§ SHORT PROBLEM
Output the lines of the material, unchanged, starting with the line containing "root-arrow <box>504 319 571 322</box>" and going on through the line containing "build-file-arrowhead <box>673 358", both included.

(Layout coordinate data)
════════════════

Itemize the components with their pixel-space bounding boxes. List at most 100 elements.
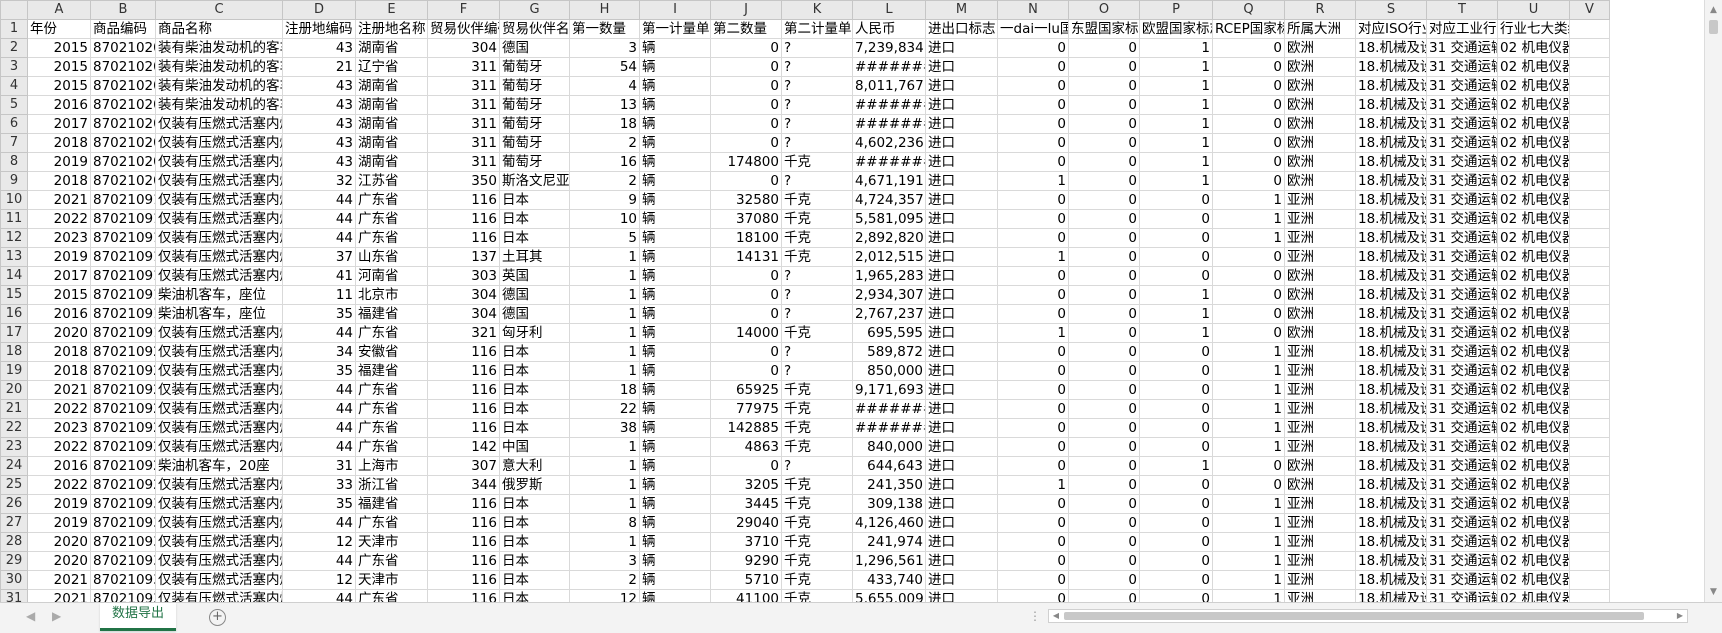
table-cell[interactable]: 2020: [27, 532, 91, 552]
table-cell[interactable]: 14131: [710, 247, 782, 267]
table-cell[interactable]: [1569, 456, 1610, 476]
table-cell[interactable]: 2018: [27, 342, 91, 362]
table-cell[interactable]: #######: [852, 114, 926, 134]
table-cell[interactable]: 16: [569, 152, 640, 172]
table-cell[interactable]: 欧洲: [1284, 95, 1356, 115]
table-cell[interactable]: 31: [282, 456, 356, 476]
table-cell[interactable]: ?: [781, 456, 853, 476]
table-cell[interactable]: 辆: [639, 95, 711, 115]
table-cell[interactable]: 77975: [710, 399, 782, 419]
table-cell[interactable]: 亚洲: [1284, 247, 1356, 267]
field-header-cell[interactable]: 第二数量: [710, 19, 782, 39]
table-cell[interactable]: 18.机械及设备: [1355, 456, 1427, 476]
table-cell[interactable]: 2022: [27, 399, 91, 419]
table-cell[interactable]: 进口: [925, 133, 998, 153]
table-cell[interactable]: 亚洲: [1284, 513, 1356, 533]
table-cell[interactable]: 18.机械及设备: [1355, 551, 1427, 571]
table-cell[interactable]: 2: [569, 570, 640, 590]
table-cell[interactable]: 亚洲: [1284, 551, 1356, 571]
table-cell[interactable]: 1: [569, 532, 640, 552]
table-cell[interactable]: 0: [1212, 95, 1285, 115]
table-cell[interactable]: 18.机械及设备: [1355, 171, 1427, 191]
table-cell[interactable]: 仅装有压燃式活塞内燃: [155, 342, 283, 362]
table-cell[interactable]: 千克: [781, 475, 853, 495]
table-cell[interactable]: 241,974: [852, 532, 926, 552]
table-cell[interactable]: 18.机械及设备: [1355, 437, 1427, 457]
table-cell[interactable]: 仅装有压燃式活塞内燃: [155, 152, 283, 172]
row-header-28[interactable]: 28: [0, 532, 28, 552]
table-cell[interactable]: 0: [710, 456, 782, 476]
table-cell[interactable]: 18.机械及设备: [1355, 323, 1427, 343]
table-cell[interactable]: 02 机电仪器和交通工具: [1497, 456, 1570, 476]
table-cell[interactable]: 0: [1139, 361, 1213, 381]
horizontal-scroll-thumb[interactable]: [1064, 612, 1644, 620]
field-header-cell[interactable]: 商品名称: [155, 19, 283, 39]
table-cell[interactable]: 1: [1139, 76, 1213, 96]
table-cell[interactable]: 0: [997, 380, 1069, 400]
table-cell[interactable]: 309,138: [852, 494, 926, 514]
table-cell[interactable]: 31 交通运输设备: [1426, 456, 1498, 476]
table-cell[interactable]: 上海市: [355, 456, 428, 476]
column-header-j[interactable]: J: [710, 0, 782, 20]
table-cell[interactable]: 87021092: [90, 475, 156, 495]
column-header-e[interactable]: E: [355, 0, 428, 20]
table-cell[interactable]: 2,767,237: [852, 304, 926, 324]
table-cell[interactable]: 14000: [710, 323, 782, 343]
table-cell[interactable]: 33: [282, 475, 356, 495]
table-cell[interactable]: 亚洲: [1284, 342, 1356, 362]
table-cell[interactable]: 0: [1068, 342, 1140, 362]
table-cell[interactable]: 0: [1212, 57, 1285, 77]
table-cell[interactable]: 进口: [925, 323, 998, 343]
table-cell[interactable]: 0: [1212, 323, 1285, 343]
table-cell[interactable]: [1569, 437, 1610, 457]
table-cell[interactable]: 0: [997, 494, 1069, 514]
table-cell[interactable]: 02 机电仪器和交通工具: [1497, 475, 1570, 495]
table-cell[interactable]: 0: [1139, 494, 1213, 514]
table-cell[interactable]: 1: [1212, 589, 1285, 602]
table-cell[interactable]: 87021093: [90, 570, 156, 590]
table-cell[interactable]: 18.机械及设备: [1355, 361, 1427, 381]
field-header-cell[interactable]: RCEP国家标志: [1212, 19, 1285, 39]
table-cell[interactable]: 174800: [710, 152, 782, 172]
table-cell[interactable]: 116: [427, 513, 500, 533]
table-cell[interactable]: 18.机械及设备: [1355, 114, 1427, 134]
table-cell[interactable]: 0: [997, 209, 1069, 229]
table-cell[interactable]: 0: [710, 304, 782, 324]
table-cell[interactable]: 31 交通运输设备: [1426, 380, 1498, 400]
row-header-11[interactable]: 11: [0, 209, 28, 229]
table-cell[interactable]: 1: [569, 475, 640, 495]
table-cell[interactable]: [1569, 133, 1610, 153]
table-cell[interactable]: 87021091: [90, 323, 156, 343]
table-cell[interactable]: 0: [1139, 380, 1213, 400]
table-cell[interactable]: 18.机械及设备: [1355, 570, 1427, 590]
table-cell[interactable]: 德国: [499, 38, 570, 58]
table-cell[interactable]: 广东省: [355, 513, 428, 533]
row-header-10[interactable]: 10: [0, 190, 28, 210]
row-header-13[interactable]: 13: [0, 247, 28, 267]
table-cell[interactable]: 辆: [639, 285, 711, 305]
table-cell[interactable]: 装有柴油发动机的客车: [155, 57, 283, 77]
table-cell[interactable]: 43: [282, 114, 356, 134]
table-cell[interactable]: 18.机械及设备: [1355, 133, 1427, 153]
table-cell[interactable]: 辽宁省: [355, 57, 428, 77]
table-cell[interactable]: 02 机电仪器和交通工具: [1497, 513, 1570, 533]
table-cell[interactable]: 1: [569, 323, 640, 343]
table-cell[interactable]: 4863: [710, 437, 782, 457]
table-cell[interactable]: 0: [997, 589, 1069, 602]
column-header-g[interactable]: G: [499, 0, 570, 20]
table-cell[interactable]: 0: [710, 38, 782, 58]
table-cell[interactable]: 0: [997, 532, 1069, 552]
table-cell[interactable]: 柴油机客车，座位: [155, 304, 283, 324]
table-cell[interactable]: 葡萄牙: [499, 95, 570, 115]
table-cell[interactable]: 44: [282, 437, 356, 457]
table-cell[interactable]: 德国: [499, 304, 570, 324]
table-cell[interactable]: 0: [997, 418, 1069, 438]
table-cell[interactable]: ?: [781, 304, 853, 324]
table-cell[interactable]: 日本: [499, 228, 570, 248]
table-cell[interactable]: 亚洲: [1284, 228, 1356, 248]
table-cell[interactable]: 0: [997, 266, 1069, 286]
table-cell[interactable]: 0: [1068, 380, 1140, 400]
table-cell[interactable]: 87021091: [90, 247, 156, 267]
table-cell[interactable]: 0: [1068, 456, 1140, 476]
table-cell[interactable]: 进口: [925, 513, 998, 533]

════════════════

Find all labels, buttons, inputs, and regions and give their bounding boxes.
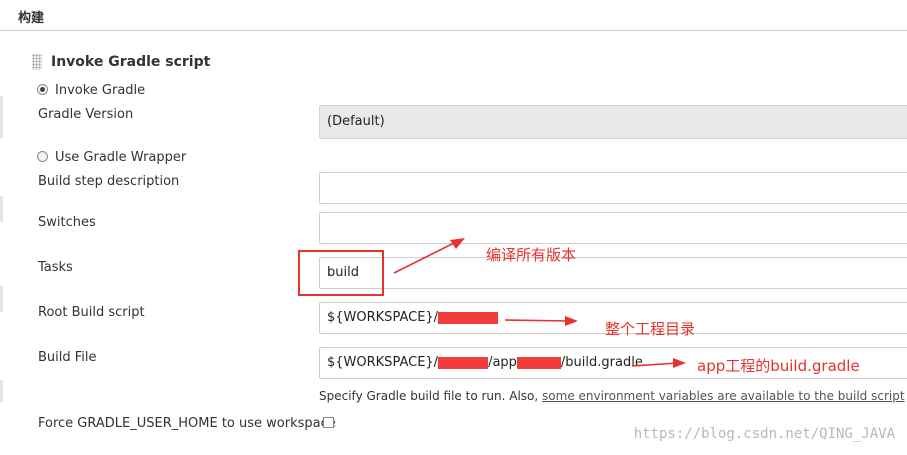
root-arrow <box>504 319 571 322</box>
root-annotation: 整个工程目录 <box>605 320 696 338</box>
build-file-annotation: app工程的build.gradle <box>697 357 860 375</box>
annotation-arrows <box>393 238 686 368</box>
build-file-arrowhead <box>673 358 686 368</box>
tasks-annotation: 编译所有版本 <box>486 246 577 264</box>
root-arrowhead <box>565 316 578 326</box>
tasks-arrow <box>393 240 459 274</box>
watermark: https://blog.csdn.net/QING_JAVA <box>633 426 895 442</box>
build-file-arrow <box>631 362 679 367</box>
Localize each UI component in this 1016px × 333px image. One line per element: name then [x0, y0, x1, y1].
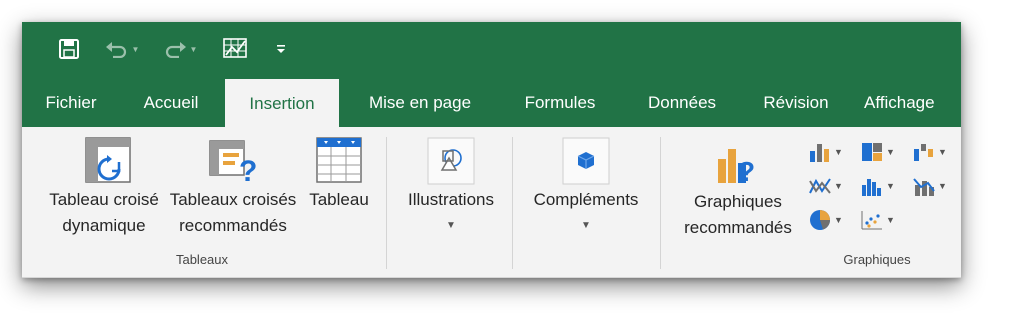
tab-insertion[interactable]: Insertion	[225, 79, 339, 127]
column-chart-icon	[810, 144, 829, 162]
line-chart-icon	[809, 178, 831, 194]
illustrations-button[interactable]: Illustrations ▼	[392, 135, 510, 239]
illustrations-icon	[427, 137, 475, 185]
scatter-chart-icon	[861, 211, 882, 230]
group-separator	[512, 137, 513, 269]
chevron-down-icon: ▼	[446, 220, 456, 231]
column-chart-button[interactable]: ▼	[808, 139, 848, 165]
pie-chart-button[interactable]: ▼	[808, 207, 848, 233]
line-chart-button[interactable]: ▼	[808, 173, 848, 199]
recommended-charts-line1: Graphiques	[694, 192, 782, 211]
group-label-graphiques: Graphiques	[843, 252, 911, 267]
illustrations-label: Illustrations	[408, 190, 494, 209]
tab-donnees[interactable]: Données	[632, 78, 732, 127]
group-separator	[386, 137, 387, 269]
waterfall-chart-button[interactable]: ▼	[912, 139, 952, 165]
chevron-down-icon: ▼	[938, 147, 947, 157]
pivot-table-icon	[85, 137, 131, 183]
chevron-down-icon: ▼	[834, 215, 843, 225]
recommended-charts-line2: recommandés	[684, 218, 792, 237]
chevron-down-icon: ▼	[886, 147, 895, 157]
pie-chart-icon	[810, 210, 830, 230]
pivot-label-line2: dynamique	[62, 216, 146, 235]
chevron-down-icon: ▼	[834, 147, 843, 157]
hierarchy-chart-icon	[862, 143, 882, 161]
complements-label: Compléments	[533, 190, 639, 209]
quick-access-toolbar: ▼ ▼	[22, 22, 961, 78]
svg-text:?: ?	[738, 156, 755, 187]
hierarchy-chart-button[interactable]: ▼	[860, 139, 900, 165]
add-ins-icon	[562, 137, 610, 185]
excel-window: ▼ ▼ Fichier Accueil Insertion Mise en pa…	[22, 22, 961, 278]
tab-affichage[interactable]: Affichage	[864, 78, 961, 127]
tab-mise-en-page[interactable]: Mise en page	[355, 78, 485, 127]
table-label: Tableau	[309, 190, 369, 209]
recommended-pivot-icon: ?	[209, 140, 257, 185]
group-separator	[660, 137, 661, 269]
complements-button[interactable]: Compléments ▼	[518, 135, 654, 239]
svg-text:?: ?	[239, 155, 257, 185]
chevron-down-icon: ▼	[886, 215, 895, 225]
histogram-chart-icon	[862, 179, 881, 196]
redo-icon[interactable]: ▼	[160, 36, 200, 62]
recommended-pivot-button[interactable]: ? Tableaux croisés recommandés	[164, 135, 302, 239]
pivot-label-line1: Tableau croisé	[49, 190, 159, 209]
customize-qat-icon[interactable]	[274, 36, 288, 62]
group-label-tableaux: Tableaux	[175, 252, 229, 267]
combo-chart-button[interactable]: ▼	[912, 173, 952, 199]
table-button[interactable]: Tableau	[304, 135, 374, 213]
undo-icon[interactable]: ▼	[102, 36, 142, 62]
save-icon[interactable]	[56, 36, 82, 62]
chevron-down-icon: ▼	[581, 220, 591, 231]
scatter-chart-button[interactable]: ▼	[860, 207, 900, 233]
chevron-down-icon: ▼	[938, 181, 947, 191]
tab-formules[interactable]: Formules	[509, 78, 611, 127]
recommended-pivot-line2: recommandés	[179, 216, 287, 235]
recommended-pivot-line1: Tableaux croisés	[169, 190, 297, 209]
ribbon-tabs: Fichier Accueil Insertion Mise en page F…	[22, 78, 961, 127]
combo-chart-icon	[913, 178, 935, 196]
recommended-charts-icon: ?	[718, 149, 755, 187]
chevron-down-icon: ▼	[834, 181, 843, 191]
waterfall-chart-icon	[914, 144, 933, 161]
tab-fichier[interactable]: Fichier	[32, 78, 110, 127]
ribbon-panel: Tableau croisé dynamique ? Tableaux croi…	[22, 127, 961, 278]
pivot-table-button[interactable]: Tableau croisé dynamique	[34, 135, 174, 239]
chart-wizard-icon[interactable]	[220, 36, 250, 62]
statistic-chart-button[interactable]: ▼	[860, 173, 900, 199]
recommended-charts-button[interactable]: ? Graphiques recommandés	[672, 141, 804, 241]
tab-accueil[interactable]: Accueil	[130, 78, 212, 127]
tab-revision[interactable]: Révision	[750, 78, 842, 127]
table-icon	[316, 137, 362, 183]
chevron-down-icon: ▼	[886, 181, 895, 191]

════════════════

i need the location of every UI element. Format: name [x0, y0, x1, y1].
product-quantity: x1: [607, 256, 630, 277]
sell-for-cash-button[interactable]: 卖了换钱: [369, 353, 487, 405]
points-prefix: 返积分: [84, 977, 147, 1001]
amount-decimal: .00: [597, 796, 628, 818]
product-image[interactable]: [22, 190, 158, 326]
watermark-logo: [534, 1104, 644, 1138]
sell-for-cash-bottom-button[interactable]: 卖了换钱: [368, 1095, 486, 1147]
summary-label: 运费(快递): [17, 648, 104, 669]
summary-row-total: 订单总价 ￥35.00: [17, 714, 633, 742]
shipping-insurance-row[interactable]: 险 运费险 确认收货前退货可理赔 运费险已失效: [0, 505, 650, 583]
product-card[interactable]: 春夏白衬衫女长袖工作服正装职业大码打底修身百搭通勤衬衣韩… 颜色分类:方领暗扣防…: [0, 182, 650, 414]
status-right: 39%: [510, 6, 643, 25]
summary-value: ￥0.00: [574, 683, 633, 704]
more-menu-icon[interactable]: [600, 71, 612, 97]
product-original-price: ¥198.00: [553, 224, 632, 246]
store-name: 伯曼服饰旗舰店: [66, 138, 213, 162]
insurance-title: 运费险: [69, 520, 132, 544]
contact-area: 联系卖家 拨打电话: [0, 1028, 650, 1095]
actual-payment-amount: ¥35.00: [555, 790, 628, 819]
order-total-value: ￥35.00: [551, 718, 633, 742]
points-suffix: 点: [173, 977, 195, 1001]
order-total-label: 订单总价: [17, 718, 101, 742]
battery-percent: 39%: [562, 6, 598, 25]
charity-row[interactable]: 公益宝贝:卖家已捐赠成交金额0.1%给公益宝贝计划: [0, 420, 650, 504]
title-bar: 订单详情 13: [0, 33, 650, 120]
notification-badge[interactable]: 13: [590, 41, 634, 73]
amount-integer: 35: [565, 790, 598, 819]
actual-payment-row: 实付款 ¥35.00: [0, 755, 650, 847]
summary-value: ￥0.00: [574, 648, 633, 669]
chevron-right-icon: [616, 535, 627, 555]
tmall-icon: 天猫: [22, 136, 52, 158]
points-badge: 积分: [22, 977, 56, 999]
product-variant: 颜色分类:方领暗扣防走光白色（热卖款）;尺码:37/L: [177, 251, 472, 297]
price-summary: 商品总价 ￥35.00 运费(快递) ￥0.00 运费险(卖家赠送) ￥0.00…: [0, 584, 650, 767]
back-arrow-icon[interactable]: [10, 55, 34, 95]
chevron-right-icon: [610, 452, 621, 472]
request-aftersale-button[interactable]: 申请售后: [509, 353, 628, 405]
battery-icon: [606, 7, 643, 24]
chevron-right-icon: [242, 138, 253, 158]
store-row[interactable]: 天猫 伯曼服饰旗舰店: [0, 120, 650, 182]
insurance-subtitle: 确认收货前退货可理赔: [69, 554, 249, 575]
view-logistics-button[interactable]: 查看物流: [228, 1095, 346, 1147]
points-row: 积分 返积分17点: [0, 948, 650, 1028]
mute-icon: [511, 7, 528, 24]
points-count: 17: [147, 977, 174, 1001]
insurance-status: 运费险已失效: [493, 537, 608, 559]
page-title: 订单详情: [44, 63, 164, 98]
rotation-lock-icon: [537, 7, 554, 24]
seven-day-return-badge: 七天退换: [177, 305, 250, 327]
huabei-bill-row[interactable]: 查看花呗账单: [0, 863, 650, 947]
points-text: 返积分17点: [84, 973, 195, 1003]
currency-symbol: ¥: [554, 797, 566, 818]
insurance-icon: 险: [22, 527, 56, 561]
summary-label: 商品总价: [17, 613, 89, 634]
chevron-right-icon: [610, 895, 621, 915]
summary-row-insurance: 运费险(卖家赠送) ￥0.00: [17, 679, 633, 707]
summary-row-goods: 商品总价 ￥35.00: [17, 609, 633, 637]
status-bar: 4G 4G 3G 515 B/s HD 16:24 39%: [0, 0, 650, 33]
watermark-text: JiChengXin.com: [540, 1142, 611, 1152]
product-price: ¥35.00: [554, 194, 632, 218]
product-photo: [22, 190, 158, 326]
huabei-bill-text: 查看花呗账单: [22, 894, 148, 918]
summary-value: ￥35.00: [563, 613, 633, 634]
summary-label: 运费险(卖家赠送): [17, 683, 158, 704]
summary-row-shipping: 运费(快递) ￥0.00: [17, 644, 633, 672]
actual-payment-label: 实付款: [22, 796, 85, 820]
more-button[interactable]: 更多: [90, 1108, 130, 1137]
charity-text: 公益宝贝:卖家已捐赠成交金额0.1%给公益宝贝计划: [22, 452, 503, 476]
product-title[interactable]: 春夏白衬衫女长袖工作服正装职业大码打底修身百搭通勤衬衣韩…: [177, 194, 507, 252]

════════════════

§ ANSWER TO THE PROBLEM
root-arrow <box>504 319 571 322</box>
root-annotation: 整个工程目录 <box>605 320 696 338</box>
build-file-annotation: app工程的build.gradle <box>697 357 860 375</box>
annotation-arrows <box>393 238 686 368</box>
build-file-arrowhead <box>673 358 686 368</box>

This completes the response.